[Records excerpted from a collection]
========================================

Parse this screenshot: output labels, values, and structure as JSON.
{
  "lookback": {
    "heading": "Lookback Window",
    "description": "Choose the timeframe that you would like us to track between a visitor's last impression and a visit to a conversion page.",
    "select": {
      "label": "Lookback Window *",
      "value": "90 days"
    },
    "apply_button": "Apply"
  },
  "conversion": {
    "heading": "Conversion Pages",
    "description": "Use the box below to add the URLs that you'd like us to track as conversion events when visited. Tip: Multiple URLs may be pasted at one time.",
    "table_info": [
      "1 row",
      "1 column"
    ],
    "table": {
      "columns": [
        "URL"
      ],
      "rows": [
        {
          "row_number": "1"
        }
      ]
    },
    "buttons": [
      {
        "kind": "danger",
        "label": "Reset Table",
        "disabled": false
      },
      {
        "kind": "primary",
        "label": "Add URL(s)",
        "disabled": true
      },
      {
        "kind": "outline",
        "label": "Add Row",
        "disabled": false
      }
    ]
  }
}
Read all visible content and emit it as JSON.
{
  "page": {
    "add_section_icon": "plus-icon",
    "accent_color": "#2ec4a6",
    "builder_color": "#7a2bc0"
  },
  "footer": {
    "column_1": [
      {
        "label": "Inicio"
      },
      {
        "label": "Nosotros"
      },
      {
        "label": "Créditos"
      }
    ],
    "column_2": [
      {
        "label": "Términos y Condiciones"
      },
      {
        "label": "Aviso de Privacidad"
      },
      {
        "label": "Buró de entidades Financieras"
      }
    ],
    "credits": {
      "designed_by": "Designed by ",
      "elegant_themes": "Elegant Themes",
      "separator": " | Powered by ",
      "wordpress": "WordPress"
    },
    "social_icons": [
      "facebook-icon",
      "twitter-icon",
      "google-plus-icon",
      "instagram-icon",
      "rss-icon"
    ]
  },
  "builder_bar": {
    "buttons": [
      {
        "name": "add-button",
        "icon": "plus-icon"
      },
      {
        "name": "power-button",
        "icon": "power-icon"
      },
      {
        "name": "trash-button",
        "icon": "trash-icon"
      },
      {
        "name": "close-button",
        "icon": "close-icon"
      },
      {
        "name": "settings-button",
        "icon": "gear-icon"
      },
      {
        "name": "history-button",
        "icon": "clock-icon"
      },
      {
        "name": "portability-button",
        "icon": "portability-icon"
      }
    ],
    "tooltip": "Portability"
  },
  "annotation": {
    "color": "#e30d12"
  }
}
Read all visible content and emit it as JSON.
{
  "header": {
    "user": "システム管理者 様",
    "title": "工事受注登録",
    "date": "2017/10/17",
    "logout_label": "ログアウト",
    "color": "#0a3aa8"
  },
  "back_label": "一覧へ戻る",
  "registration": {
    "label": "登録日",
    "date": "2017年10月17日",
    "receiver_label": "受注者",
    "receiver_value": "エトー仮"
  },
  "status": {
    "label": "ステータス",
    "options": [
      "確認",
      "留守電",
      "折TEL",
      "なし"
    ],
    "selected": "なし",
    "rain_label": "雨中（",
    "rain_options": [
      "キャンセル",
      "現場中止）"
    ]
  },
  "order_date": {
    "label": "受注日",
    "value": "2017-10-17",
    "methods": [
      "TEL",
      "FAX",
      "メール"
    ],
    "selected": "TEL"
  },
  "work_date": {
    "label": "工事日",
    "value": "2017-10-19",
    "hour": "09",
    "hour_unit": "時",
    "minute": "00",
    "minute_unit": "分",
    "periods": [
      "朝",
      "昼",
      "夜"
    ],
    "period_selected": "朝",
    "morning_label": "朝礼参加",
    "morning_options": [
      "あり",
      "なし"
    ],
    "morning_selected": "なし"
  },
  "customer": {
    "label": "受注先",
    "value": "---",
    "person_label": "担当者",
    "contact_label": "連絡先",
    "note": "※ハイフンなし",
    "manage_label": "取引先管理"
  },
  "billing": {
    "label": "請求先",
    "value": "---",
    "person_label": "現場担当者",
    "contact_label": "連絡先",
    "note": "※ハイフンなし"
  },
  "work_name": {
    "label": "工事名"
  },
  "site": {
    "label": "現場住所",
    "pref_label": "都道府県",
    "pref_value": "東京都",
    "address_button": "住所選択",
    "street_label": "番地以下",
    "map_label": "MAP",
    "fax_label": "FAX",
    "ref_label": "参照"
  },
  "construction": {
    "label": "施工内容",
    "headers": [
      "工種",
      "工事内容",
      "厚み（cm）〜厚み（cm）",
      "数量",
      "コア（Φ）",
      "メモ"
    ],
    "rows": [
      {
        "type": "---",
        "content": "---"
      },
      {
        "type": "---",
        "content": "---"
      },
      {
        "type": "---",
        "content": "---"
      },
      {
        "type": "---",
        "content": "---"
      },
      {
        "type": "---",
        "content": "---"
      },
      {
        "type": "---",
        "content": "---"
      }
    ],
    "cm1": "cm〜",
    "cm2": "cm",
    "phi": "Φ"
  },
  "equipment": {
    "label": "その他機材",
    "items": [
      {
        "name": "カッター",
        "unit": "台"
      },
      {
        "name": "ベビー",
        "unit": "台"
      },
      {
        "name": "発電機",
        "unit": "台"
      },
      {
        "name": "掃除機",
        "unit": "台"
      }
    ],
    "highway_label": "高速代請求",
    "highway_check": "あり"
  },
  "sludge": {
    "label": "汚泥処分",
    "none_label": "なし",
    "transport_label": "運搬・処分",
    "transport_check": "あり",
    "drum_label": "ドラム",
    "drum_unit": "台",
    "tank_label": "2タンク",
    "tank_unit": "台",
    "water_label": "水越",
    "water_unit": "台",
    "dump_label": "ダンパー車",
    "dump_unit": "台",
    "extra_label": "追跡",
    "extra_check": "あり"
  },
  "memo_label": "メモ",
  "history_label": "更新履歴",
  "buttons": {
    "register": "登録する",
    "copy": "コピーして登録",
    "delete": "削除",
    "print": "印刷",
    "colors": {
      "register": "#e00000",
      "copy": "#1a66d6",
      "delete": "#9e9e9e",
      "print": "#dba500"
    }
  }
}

========================================

▸ WHAT THIS TASK INVOLVES:
Extract all of the data shown above and repeat it verbatim.

▸ ANSWER BELOW:
Parse this screenshot: output labels, values, and structure as JSON.
{
  "lookback": {
    "heading": "Lookback Window",
    "description": "Choose the timeframe that you would like us to track between a visitor's last impression and a visit to a conversion page.",
    "select": {
      "label": "Lookback Window *",
      "value": "90 days"
    },
    "apply_button": "Apply"
  },
  "conversion": {
    "heading": "Conversion Pages",
    "description": "Use the box below to add the URLs that you'd like us to track as conversion events when visited. Tip: Multiple URLs may be pasted at one time.",
    "table_info": [
      "1 row",
      "1 column"
    ],
    "table": {
      "columns": [
        "URL"
      ],
      "rows": [
        {
          "row_number": "1"
        }
      ]
    },
    "buttons": [
      {
        "kind": "danger",
        "label": "Reset Table",
        "disabled": false
      },
      {
        "kind": "primary",
        "label": "Add URL(s)",
        "disabled": true
      },
      {
        "kind": "outline",
        "label": "Add Row",
        "disabled": false
      }
    ]
  }
}
Read all visible content and emit it as JSON.
{
  "page": {
    "add_section_icon": "plus-icon",
    "accent_color": "#2ec4a6",
    "builder_color": "#7a2bc0"
  },
  "footer": {
    "column_1": [
      {
        "label": "Inicio"
      },
      {
        "label": "Nosotros"
      },
      {
        "label": "Créditos"
      }
    ],
    "column_2": [
      {
        "label": "Términos y Condiciones"
      },
      {
        "label": "Aviso de Privacidad"
      },
      {
        "label": "Buró de entidades Financieras"
      }
    ],
    "credits": {
      "designed_by": "Designed by ",
      "elegant_themes": "Elegant Themes",
      "separator": " | Powered by ",
      "wordpress": "WordPress"
    },
    "social_icons": [
      "facebook-icon",
      "twitter-icon",
      "google-plus-icon",
      "instagram-icon",
      "rss-icon"
    ]
  },
  "builder_bar": {
    "buttons": [
      {
        "name": "add-button",
        "icon": "plus-icon"
      },
      {
        "name": "power-button",
        "icon": "power-icon"
      },
      {
        "name": "trash-button",
        "icon": "trash-icon"
      },
      {
        "name": "close-button",
        "icon": "close-icon"
      },
      {
        "name": "settings-button",
        "icon": "gear-icon"
      },
      {
        "name": "history-button",
        "icon": "clock-icon"
      },
      {
        "name": "portability-button",
        "icon": "portability-icon"
      }
    ],
    "tooltip": "Portability"
  },
  "annotation": {
    "color": "#e30d12"
  }
}
Read all visible content and emit it as JSON.
{
  "header": {
    "user": "システム管理者 様",
    "title": "工事受注登録",
    "date": "2017/10/17",
    "logout_label": "ログアウト",
    "color": "#0a3aa8"
  },
  "back_label": "一覧へ戻る",
  "registration": {
    "label": "登録日",
    "date": "2017年10月17日",
    "receiver_label": "受注者",
    "receiver_value": "エトー仮"
  },
  "status": {
    "label": "ステータス",
    "options": [
      "確認",
      "留守電",
      "折TEL",
      "なし"
    ],
    "selected": "なし",
    "rain_label": "雨中（",
    "rain_options": [
      "キャンセル",
      "現場中止）"
    ]
  },
  "order_date": {
    "label": "受注日",
    "value": "2017-10-17",
    "methods": [
      "TEL",
      "FAX",
      "メール"
    ],
    "selected": "TEL"
  },
  "work_date": {
    "label": "工事日",
    "value": "2017-10-19",
    "hour": "09",
    "hour_unit": "時",
    "minute": "00",
    "minute_unit": "分",
    "periods": [
      "朝",
      "昼",
      "夜"
    ],
    "period_selected": "朝",
    "morning_label": "朝礼参加",
    "morning_options": [
      "あり",
      "なし"
    ],
    "morning_selected": "なし"
  },
  "customer": {
    "label": "受注先",
    "value": "---",
    "person_label": "担当者",
    "contact_label": "連絡先",
    "note": "※ハイフンなし",
    "manage_label": "取引先管理"
  },
  "billing": {
    "label": "請求先",
    "value": "---",
    "person_label": "現場担当者",
    "contact_label": "連絡先",
    "note": "※ハイフンなし"
  },
  "work_name": {
    "label": "工事名"
  },
  "site": {
    "label": "現場住所",
    "pref_label": "都道府県",
    "pref_value": "東京都",
    "address_button": "住所選択",
    "street_label": "番地以下",
    "map_label": "MAP",
    "fax_label": "FAX",
    "ref_label": "参照"
  },
  "construction": {
    "label": "施工内容",
    "headers": [
      "工種",
      "工事内容",
      "厚み（cm）〜厚み（cm）",
      "数量",
      "コア（Φ）",
      "メモ"
    ],
    "rows": [
      {
        "type": "---",
        "content": "---"
      },
      {
        "type": "---",
        "content": "---"
      },
      {
        "type": "---",
        "content": "---"
      },
      {
        "type": "---",
        "content": "---"
      },
      {
        "type": "---",
        "content": "---"
      },
      {
        "type": "---",
        "content": "---"
      }
    ],
    "cm1": "cm〜",
    "cm2": "cm",
    "phi": "Φ"
  },
  "equipment": {
    "label": "その他機材",
    "items": [
      {
        "name": "カッター",
        "unit": "台"
      },
      {
        "name": "ベビー",
        "unit": "台"
      },
      {
        "name": "発電機",
        "unit": "台"
      },
      {
        "name": "掃除機",
        "unit": "台"
      }
    ],
    "highway_label": "高速代請求",
    "highway_check": "あり"
  },
  "sludge": {
    "label": "汚泥処分",
    "none_label": "なし",
    "transport_label": "運搬・処分",
    "transport_check": "あり",
    "drum_label": "ドラム",
    "drum_unit": "台",
    "tank_label": "2タンク",
    "tank_unit": "台",
    "water_label": "水越",
    "water_unit": "台",
    "dump_label": "ダンパー車",
    "dump_unit": "台",
    "extra_label": "追跡",
    "extra_check": "あり"
  },
  "memo_label": "メモ",
  "history_label": "更新履歴",
  "buttons": {
    "register": "登録する",
    "copy": "コピーして登録",
    "delete": "削除",
    "print": "印刷",
    "colors": {
      "register": "#e00000",
      "copy": "#1a66d6",
      "delete": "#9e9e9e",
      "print": "#dba500"
    }
  }
}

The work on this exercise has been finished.